● **Exercise description**
Will you retype every one of the rows below, character for character and in the same order?

-------- Supplied material

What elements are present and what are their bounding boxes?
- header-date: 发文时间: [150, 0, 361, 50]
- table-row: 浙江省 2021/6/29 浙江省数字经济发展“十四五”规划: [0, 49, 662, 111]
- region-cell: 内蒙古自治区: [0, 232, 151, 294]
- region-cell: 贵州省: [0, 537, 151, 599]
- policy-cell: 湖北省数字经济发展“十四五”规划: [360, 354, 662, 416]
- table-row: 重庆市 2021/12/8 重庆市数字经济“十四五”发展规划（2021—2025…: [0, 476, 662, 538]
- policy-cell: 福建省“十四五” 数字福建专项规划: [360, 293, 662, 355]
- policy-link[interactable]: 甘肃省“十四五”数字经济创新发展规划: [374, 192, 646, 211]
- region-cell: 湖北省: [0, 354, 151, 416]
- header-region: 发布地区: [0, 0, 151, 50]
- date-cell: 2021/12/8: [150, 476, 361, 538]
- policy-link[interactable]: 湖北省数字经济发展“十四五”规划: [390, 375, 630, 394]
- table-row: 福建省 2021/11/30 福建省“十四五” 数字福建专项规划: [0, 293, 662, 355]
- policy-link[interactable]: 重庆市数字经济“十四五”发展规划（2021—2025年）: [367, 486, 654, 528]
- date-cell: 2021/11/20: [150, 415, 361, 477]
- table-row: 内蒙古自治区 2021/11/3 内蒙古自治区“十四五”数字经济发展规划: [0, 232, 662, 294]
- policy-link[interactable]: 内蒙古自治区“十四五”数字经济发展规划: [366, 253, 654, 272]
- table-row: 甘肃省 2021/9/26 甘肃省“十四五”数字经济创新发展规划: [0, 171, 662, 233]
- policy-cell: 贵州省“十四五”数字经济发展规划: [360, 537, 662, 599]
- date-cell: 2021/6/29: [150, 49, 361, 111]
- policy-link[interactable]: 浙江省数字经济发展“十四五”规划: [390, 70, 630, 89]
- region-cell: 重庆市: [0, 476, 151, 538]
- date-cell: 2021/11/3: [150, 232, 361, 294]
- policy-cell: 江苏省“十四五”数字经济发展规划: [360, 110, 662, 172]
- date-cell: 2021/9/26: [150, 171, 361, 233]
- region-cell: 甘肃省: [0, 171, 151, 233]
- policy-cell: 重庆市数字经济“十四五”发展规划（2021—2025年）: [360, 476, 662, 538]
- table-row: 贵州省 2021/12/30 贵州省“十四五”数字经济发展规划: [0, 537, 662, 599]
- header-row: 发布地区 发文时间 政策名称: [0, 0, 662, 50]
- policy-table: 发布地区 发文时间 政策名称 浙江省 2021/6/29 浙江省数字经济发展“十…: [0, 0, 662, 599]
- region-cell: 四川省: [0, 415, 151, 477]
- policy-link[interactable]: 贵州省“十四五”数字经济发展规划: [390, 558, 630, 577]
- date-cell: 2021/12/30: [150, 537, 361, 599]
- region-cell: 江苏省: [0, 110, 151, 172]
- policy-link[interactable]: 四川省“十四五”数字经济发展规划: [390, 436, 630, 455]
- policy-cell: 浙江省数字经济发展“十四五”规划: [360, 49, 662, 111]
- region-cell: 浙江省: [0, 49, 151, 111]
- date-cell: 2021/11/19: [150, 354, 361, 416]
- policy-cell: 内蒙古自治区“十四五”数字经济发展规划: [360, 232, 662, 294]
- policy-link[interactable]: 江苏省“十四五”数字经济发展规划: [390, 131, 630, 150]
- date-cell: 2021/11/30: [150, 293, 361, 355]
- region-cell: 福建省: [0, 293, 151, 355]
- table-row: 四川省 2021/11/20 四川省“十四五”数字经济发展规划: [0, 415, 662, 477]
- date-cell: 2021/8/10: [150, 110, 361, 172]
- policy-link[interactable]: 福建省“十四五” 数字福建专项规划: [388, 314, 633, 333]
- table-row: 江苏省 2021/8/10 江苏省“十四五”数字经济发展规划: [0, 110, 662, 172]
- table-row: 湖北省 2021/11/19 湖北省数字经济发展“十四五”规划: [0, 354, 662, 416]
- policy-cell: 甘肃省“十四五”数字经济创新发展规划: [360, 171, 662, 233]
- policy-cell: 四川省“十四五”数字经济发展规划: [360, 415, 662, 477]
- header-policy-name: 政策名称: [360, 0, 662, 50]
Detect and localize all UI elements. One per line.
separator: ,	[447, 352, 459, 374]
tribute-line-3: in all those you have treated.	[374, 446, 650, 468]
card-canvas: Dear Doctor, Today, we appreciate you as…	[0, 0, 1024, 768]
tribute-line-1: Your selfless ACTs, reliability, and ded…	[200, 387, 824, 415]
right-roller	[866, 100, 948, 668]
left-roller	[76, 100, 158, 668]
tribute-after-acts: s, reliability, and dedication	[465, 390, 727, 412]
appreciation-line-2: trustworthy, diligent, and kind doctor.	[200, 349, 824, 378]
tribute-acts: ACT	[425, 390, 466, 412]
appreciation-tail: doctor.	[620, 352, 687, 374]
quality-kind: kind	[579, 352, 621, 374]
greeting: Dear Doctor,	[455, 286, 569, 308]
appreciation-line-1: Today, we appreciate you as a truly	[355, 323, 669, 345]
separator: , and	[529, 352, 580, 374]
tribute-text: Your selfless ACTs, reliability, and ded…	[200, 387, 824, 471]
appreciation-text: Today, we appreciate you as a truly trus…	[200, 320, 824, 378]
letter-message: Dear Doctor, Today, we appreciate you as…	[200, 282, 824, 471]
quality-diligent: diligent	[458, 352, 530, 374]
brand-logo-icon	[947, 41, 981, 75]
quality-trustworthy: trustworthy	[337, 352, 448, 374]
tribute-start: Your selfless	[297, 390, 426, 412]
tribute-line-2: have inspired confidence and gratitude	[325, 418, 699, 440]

----------------

● **The completed task**
What elements are present and what are their bounding boxes?
- header-date: 发文时间: [150, 0, 361, 50]
- table-row: 浙江省 2021/6/29 浙江省数字经济发展“十四五”规划: [0, 49, 662, 111]
- region-cell: 内蒙古自治区: [0, 232, 151, 294]
- region-cell: 贵州省: [0, 537, 151, 599]
- policy-cell: 湖北省数字经济发展“十四五”规划: [360, 354, 662, 416]
- table-row: 重庆市 2021/12/8 重庆市数字经济“十四五”发展规划（2021—2025…: [0, 476, 662, 538]
- policy-cell: 福建省“十四五” 数字福建专项规划: [360, 293, 662, 355]
- policy-link[interactable]: 甘肃省“十四五”数字经济创新发展规划: [374, 192, 646, 211]
- region-cell: 湖北省: [0, 354, 151, 416]
- header-region: 发布地区: [0, 0, 151, 50]
- date-cell: 2021/12/8: [150, 476, 361, 538]
- policy-link[interactable]: 湖北省数字经济发展“十四五”规划: [390, 375, 630, 394]
- table-row: 福建省 2021/11/30 福建省“十四五” 数字福建专项规划: [0, 293, 662, 355]
- policy-link[interactable]: 重庆市数字经济“十四五”发展规划（2021—2025年）: [367, 486, 654, 528]
- date-cell: 2021/11/20: [150, 415, 361, 477]
- table-row: 内蒙古自治区 2021/11/3 内蒙古自治区“十四五”数字经济发展规划: [0, 232, 662, 294]
- policy-link[interactable]: 内蒙古自治区“十四五”数字经济发展规划: [366, 253, 654, 272]
- table-row: 甘肃省 2021/9/26 甘肃省“十四五”数字经济创新发展规划: [0, 171, 662, 233]
- policy-cell: 贵州省“十四五”数字经济发展规划: [360, 537, 662, 599]
- date-cell: 2021/6/29: [150, 49, 361, 111]
- policy-link[interactable]: 浙江省数字经济发展“十四五”规划: [390, 70, 630, 89]
- region-cell: 重庆市: [0, 476, 151, 538]
- date-cell: 2021/11/3: [150, 232, 361, 294]
- policy-cell: 江苏省“十四五”数字经济发展规划: [360, 110, 662, 172]
- date-cell: 2021/9/26: [150, 171, 361, 233]
- region-cell: 甘肃省: [0, 171, 151, 233]
- policy-cell: 重庆市数字经济“十四五”发展规划（2021—2025年）: [360, 476, 662, 538]
- table-row: 贵州省 2021/12/30 贵州省“十四五”数字经济发展规划: [0, 537, 662, 599]
- header-row: 发布地区 发文时间 政策名称: [0, 0, 662, 50]
- policy-table: 发布地区 发文时间 政策名称 浙江省 2021/6/29 浙江省数字经济发展“十…: [0, 0, 662, 599]
- region-cell: 四川省: [0, 415, 151, 477]
- policy-link[interactable]: 贵州省“十四五”数字经济发展规划: [390, 558, 630, 577]
- date-cell: 2021/12/30: [150, 537, 361, 599]
- region-cell: 江苏省: [0, 110, 151, 172]
- policy-link[interactable]: 四川省“十四五”数字经济发展规划: [390, 436, 630, 455]
- policy-cell: 浙江省数字经济发展“十四五”规划: [360, 49, 662, 111]
- region-cell: 浙江省: [0, 49, 151, 111]
- date-cell: 2021/11/19: [150, 354, 361, 416]
- policy-cell: 内蒙古自治区“十四五”数字经济发展规划: [360, 232, 662, 294]
- policy-link[interactable]: 江苏省“十四五”数字经济发展规划: [390, 131, 630, 150]
- date-cell: 2021/11/30: [150, 293, 361, 355]
- region-cell: 福建省: [0, 293, 151, 355]
- table-row: 四川省 2021/11/20 四川省“十四五”数字经济发展规划: [0, 415, 662, 477]
- date-cell: 2021/8/10: [150, 110, 361, 172]
- policy-link[interactable]: 福建省“十四五” 数字福建专项规划: [388, 314, 633, 333]
- table-row: 江苏省 2021/8/10 江苏省“十四五”数字经济发展规划: [0, 110, 662, 172]
- table-row: 湖北省 2021/11/19 湖北省数字经济发展“十四五”规划: [0, 354, 662, 416]
- policy-cell: 甘肃省“十四五”数字经济创新发展规划: [360, 171, 662, 233]
- policy-cell: 四川省“十四五”数字经济发展规划: [360, 415, 662, 477]
- header-policy-name: 政策名称: [360, 0, 662, 50]
Detect and localize all UI elements. One per line.
separator: ,	[447, 352, 459, 374]
tribute-line-3: in all those you have treated.	[374, 446, 650, 468]
card-canvas: Dear Doctor, Today, we appreciate you as…	[0, 0, 1024, 768]
tribute-line-1: Your selfless ACTs, reliability, and ded…	[200, 387, 824, 415]
right-roller	[866, 100, 948, 668]
left-roller	[76, 100, 158, 668]
tribute-after-acts: s, reliability, and dedication	[465, 390, 727, 412]
appreciation-line-2: trustworthy, diligent, and kind doctor.	[200, 349, 824, 378]
tribute-acts: ACT	[425, 390, 466, 412]
appreciation-tail: doctor.	[620, 352, 687, 374]
quality-kind: kind	[579, 352, 621, 374]
greeting: Dear Doctor,	[455, 286, 569, 308]
appreciation-line-1: Today, we appreciate you as a truly	[355, 323, 669, 345]
separator: , and	[529, 352, 580, 374]
tribute-text: Your selfless ACTs, reliability, and ded…	[200, 387, 824, 471]
appreciation-text: Today, we appreciate you as a truly trus…	[200, 320, 824, 378]
letter-message: Dear Doctor, Today, we appreciate you as…	[200, 282, 824, 471]
quality-diligent: diligent	[458, 352, 530, 374]
brand-logo-icon	[947, 41, 981, 75]
quality-trustworthy: trustworthy	[337, 352, 448, 374]
tribute-start: Your selfless	[297, 390, 426, 412]
tribute-line-2: have inspired confidence and gratitude	[325, 418, 699, 440]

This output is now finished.